TASK GOAL » Copy each line containing the word "Modulator" from the records that follow, please.

(Data listing)
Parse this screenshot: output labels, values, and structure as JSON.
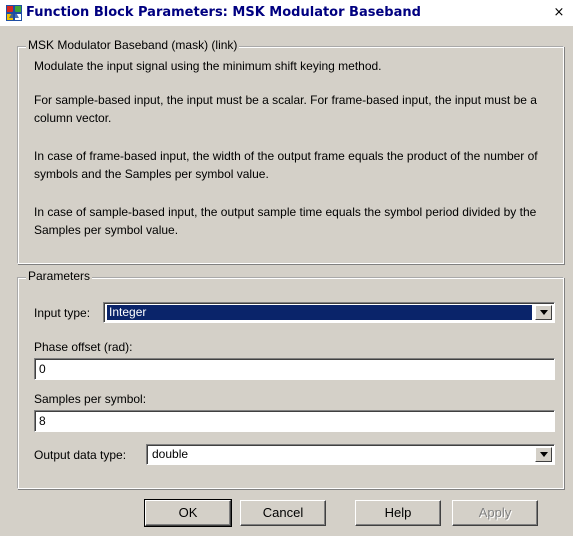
{
  "window": {
    "title": "Function Block Parameters: MSK Modulator Baseband",
    "close_glyph": "×",
    "icon": "simulink-block-icon"
  },
  "description": {
    "group_title": "MSK Modulator Baseband (mask) (link)",
    "paragraphs": [
      "Modulate the input signal using the minimum shift keying method.",
      "For sample-based input, the input must be a scalar. For frame-based input, the input must be a column vector.",
      "In case of frame-based input, the width of the output frame equals the product of the number of symbols and the Samples per symbol value.",
      "In case of sample-based input, the output sample time equals the symbol period divided by the Samples per symbol value."
    ]
  },
  "parameters": {
    "group_title": "Parameters",
    "input_type": {
      "label": "Input type:",
      "value": "Integer"
    },
    "phase_offset": {
      "label": "Phase offset (rad):",
      "value": "0"
    },
    "samples_per_symbol": {
      "label": "Samples per symbol:",
      "value": "8"
    },
    "output_data_type": {
      "label": "Output data type:",
      "value": "double"
    }
  },
  "buttons": {
    "ok": "OK",
    "cancel": "Cancel",
    "help": "Help",
    "apply": "Apply"
  },
  "colors": {
    "title_text": "#000080",
    "dialog_bg": "#d4d0c8",
    "selection": "#0a246a"
  }
}
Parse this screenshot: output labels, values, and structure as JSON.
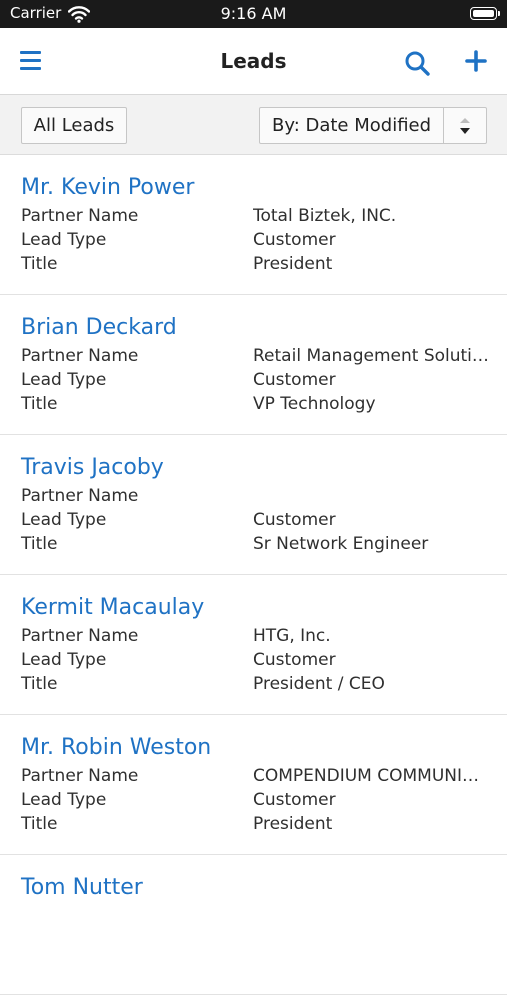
{
  "status_bar": {
    "carrier": "Carrier",
    "time": "9:16 AM"
  },
  "nav": {
    "title": "Leads",
    "icons": [
      "menu-icon",
      "search-icon",
      "add-icon"
    ]
  },
  "filters": {
    "view_button": "All Leads",
    "sort_selected": "By: Date Modified"
  },
  "field_labels": {
    "partner": "Partner Name",
    "type": "Lead Type",
    "title": "Title"
  },
  "leads": [
    {
      "name": "Mr. Kevin Power",
      "partner": "Total Biztek, INC.",
      "type": "Customer",
      "title": "President"
    },
    {
      "name": "Brian Deckard",
      "partner": "Retail Management Solutions",
      "type": "Customer",
      "title": "VP Technology"
    },
    {
      "name": "Travis Jacoby",
      "partner": "",
      "type": "Customer",
      "title": "Sr Network Engineer"
    },
    {
      "name": "Kermit Macaulay",
      "partner": "HTG, Inc.",
      "type": "Customer",
      "title": "President / CEO"
    },
    {
      "name": "Mr. Robin Weston",
      "partner": "COMPENDIUM COMMUNICATIONS",
      "type": "Customer",
      "title": "President"
    },
    {
      "name": "Tom Nutter",
      "partner": "",
      "type": "",
      "title": ""
    }
  ],
  "colors": {
    "accent": "#1f72c4",
    "status_bar": "#1a1a1a",
    "filter_bg": "#f2f2f2"
  }
}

RESULT »
    "title": "Function Block Parameters: MSK Modulator Baseband",
    "group_title": "MSK Modulator Baseband (mask) (link)",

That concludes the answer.